* **Aim**
Work out the number of lines with "Society" in them. Reply with that number and no other words.

═════ Data to process

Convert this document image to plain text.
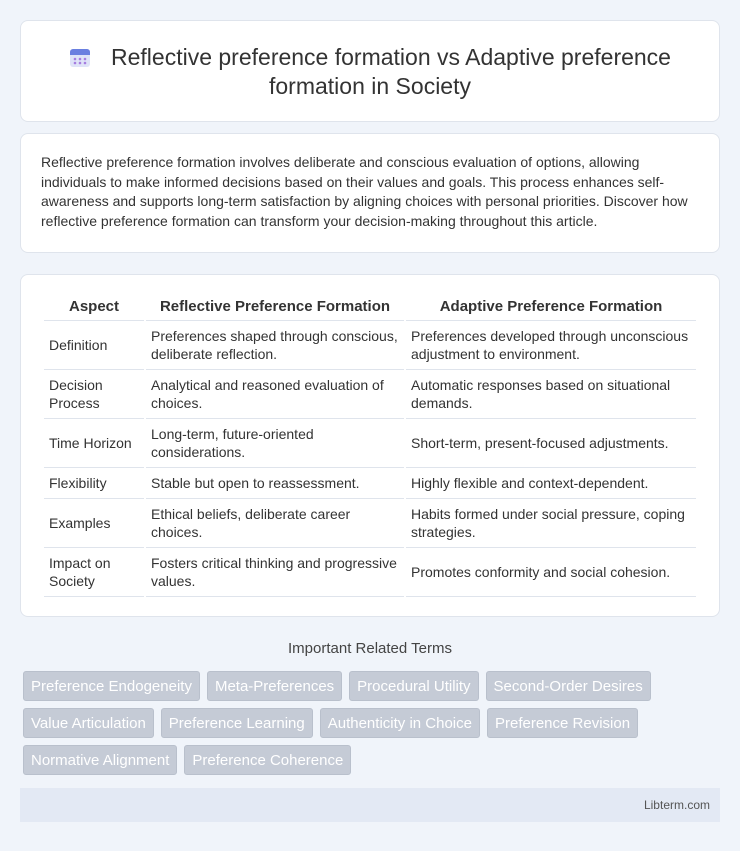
Reflective preference formation vs Adaptive preference formation in Society

Reflective preference formation involves deliberate and conscious evaluation of options, allowing individuals to make informed decisions based on their values and goals. This process enhances self-awareness and supports long-term satisfaction by aligning choices with personal priorities. Discover how reflective preference formation can transform your decision-making throughout this article.

Aspect	Reflective Preference Formation	Adaptive Preference Formation
Definition	Preferences shaped through conscious, deliberate reflection.	Preferences developed through unconscious adjustment to environment.
Decision Process	Analytical and reasoned evaluation of choices.	Automatic responses based on situational demands.
Time Horizon	Long-term, future-oriented considerations.	Short-term, present-focused adjustments.
Flexibility	Stable but open to reassessment.	Highly flexible and context-dependent.
Examples	Ethical beliefs, deliberate career choices.	Habits formed under social pressure, coping strategies.
Impact on Society	Fosters critical thinking and progressive values.	Promotes conformity and social cohesion.
Important Related Terms
Preference Endogeneity	Meta-Preferences	Procedural Utility	Second-Order Desires
Value Articulation	Preference Learning	Authenticity in Choice	Preference Revision
Normative Alignment	Preference Coherence
Libterm.com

══════════

* **Solution to this exercise**
2